== Exercise brief ==
Gather every line in the records below that contains the word "Granqvist".

──────── Provided data ────────

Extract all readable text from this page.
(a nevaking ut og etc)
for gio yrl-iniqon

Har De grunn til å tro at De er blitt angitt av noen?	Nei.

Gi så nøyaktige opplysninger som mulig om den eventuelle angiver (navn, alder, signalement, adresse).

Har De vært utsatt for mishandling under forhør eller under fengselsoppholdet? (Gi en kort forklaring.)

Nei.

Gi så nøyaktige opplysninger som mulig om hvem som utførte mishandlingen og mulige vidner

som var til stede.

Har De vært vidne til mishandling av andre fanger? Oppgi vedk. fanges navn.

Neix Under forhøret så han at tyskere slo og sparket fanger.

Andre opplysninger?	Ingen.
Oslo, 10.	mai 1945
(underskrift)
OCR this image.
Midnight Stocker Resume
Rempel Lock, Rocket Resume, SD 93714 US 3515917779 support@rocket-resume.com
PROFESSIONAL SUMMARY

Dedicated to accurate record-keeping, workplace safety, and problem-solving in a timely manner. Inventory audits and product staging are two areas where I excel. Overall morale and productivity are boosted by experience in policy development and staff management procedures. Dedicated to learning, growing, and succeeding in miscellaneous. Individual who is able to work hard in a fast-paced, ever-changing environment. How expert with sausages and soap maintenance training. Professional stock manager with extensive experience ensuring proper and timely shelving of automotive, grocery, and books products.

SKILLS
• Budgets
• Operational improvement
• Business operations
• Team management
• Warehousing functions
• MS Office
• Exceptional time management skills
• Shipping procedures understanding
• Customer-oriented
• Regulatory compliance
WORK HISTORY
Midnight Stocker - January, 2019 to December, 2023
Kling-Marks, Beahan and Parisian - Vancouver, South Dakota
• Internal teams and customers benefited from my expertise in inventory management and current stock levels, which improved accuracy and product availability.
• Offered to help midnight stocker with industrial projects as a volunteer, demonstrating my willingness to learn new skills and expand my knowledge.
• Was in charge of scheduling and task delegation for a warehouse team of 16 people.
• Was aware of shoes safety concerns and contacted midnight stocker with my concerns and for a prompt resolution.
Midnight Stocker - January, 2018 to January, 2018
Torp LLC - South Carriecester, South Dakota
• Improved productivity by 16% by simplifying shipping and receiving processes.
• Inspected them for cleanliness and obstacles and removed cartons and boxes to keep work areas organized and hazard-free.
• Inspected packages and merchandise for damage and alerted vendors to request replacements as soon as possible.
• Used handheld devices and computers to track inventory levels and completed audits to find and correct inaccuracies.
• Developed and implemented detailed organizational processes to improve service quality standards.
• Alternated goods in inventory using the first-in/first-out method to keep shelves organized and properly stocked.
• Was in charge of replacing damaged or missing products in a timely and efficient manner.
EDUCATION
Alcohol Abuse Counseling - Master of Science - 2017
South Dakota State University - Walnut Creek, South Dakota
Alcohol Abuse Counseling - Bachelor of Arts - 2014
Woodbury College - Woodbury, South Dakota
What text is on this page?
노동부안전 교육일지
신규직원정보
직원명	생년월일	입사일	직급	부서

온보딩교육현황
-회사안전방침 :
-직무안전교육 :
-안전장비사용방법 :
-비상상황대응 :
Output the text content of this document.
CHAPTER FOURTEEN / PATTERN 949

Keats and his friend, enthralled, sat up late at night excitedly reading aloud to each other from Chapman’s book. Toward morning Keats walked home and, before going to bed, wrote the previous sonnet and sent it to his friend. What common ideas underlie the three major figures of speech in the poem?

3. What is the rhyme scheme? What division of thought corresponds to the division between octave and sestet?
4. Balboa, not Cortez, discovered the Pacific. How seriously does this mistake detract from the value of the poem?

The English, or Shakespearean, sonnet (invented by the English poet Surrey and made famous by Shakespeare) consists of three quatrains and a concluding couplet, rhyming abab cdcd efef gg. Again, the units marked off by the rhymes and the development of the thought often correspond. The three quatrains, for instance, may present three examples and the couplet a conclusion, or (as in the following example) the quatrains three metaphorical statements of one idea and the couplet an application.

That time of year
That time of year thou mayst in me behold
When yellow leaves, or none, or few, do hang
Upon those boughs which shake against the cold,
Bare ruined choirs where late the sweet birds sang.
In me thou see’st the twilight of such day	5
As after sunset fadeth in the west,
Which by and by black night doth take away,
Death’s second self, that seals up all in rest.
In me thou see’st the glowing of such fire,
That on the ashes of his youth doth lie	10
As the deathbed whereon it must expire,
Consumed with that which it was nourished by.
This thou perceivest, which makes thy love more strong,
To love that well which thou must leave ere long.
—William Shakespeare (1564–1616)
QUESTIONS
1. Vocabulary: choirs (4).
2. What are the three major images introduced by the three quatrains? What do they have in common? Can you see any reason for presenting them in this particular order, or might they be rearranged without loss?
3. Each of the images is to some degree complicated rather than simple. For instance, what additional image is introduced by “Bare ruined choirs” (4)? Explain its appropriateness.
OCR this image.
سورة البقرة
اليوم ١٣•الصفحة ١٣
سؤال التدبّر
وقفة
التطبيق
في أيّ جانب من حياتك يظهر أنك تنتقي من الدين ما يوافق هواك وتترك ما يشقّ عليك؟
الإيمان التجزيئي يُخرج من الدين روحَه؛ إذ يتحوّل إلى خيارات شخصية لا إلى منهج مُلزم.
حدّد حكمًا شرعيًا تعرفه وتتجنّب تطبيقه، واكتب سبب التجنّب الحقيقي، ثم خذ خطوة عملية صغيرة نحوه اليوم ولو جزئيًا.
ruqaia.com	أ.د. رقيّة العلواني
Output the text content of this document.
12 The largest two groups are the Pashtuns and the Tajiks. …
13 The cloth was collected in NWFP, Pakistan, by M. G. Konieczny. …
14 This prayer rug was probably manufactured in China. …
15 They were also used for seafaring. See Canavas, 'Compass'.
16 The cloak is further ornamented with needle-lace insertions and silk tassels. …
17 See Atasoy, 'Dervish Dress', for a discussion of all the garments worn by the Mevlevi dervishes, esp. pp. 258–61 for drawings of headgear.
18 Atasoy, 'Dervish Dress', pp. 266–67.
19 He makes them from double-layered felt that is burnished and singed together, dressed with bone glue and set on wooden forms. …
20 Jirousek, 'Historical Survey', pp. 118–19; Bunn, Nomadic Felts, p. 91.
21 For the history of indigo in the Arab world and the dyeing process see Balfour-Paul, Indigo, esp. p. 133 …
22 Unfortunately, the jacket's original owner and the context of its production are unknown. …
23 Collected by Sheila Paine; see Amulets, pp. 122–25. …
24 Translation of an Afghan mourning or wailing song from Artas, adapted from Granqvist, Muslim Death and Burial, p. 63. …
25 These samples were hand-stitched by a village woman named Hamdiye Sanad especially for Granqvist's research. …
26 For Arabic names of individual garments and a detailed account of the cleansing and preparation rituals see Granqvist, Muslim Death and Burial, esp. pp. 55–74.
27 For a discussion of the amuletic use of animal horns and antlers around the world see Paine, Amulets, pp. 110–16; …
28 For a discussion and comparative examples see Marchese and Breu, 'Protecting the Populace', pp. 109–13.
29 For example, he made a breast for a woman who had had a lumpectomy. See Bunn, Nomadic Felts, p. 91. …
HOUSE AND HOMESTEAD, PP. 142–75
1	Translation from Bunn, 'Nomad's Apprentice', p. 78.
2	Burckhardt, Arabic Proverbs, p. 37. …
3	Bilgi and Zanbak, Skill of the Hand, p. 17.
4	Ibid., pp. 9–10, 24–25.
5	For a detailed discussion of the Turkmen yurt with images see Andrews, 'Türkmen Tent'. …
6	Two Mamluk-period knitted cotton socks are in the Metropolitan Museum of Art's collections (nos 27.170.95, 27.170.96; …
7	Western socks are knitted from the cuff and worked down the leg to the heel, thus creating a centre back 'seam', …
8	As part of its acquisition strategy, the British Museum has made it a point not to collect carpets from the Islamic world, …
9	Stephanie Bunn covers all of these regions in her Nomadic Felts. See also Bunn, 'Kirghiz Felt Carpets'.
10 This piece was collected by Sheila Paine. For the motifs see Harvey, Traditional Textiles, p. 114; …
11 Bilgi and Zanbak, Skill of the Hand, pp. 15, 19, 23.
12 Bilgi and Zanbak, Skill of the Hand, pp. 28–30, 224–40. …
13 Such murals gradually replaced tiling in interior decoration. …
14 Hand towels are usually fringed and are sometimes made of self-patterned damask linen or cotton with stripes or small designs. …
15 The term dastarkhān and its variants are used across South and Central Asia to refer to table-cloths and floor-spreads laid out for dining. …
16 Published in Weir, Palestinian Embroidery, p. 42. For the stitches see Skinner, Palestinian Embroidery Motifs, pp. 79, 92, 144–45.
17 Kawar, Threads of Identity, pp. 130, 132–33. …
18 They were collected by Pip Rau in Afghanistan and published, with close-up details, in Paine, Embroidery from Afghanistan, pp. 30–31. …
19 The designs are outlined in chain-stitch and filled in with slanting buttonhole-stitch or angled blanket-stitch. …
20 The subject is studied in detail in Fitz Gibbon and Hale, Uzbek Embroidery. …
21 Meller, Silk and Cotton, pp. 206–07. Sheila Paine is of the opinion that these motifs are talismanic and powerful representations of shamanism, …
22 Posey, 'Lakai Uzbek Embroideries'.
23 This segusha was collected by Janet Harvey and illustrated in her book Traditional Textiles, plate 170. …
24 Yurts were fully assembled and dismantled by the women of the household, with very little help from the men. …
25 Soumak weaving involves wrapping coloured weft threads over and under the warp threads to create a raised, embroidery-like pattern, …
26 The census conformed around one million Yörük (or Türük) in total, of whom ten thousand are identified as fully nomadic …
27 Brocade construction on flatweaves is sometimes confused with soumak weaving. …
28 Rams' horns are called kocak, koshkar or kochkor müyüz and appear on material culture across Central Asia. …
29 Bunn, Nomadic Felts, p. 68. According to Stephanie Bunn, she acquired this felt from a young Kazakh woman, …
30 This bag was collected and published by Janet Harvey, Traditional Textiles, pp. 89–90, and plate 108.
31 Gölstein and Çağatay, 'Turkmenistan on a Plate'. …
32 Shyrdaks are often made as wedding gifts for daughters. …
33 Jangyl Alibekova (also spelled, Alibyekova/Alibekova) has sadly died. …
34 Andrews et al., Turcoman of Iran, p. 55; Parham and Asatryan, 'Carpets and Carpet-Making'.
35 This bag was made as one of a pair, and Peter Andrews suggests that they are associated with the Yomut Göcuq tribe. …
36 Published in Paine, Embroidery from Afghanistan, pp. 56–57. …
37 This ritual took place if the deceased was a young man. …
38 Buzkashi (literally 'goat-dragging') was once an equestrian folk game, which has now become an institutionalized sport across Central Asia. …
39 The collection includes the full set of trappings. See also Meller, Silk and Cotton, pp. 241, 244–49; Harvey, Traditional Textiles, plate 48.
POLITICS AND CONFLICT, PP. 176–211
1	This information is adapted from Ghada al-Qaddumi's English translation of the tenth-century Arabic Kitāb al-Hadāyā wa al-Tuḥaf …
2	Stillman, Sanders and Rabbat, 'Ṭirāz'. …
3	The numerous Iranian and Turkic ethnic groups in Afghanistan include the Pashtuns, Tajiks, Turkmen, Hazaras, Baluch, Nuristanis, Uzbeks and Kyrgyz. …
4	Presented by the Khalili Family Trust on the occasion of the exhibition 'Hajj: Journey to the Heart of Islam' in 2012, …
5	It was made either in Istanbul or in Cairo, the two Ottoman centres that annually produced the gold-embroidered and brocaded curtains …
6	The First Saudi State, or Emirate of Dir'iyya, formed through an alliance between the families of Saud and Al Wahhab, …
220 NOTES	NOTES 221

────────

== Expected output ==
24 Translation of an Afghan mourning or wailing song from Artas, adapted from Granqvist, Muslim Death and Burial, p. 63. …
25 These samples were hand-stitched by a village woman named Hamdiye Sanad especially for Granqvist's research. …
26 For Arabic names of individual garments and a detailed account of the cleansing and preparation rituals see Granqvist, Muslim Death and Burial, esp. pp. 55–74.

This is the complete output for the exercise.